ROWS
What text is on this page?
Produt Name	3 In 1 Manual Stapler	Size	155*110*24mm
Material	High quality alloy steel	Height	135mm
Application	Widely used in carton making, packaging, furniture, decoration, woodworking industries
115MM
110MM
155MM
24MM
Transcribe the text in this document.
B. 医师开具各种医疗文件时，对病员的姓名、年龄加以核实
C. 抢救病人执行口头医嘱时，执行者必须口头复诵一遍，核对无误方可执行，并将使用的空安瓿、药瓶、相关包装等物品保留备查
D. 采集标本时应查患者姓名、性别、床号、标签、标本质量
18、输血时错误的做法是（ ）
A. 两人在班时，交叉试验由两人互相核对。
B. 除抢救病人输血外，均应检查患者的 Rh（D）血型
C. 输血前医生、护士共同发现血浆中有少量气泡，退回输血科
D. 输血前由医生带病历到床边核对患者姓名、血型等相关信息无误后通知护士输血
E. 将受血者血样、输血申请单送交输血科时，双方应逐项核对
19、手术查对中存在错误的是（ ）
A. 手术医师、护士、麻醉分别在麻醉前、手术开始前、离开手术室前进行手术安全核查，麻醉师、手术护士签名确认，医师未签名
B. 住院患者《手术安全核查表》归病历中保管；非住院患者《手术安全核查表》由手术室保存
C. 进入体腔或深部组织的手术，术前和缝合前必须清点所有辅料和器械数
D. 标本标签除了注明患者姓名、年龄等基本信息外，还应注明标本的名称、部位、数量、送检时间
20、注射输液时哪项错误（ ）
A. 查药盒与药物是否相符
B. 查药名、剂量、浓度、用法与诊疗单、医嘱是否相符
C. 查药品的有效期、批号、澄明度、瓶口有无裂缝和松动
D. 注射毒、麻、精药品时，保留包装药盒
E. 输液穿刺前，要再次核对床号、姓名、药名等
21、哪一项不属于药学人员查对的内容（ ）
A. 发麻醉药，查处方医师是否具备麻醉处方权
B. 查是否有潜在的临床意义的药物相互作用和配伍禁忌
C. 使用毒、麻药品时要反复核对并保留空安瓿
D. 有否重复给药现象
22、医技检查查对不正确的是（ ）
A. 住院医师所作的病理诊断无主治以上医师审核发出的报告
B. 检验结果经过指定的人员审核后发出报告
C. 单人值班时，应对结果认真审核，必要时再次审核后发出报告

REQUIREMENT
Write out all of the records once more, exactly.

OUTPUT FOR THIS EXERCISE
What text is on this page?
Produt Name	3 In 1 Manual Stapler	Size	155*110*24mm
Material	High quality alloy steel	Height	135mm
Application	Widely used in carton making, packaging, furniture, decoration, woodworking industries
115MM
110MM
155MM
24MM
Transcribe the text in this document.
B. 医师开具各种医疗文件时，对病员的姓名、年龄加以核实
C. 抢救病人执行口头医嘱时，执行者必须口头复诵一遍，核对无误方可执行，并将使用的空安瓿、药瓶、相关包装等物品保留备查
D. 采集标本时应查患者姓名、性别、床号、标签、标本质量
18、输血时错误的做法是（ ）
A. 两人在班时，交叉试验由两人互相核对。
B. 除抢救病人输血外，均应检查患者的 Rh（D）血型
C. 输血前医生、护士共同发现血浆中有少量气泡，退回输血科
D. 输血前由医生带病历到床边核对患者姓名、血型等相关信息无误后通知护士输血
E. 将受血者血样、输血申请单送交输血科时，双方应逐项核对
19、手术查对中存在错误的是（ ）
A. 手术医师、护士、麻醉分别在麻醉前、手术开始前、离开手术室前进行手术安全核查，麻醉师、手术护士签名确认，医师未签名
B. 住院患者《手术安全核查表》归病历中保管；非住院患者《手术安全核查表》由手术室保存
C. 进入体腔或深部组织的手术，术前和缝合前必须清点所有辅料和器械数
D. 标本标签除了注明患者姓名、年龄等基本信息外，还应注明标本的名称、部位、数量、送检时间
20、注射输液时哪项错误（ ）
A. 查药盒与药物是否相符
B. 查药名、剂量、浓度、用法与诊疗单、医嘱是否相符
C. 查药品的有效期、批号、澄明度、瓶口有无裂缝和松动
D. 注射毒、麻、精药品时，保留包装药盒
E. 输液穿刺前，要再次核对床号、姓名、药名等
21、哪一项不属于药学人员查对的内容（ ）
A. 发麻醉药，查处方医师是否具备麻醉处方权
B. 查是否有潜在的临床意义的药物相互作用和配伍禁忌
C. 使用毒、麻药品时要反复核对并保留空安瓿
D. 有否重复给药现象
22、医技检查查对不正确的是（ ）
A. 住院医师所作的病理诊断无主治以上医师审核发出的报告
B. 检验结果经过指定的人员审核后发出报告
C. 单人值班时，应对结果认真审核，必要时再次审核后发出报告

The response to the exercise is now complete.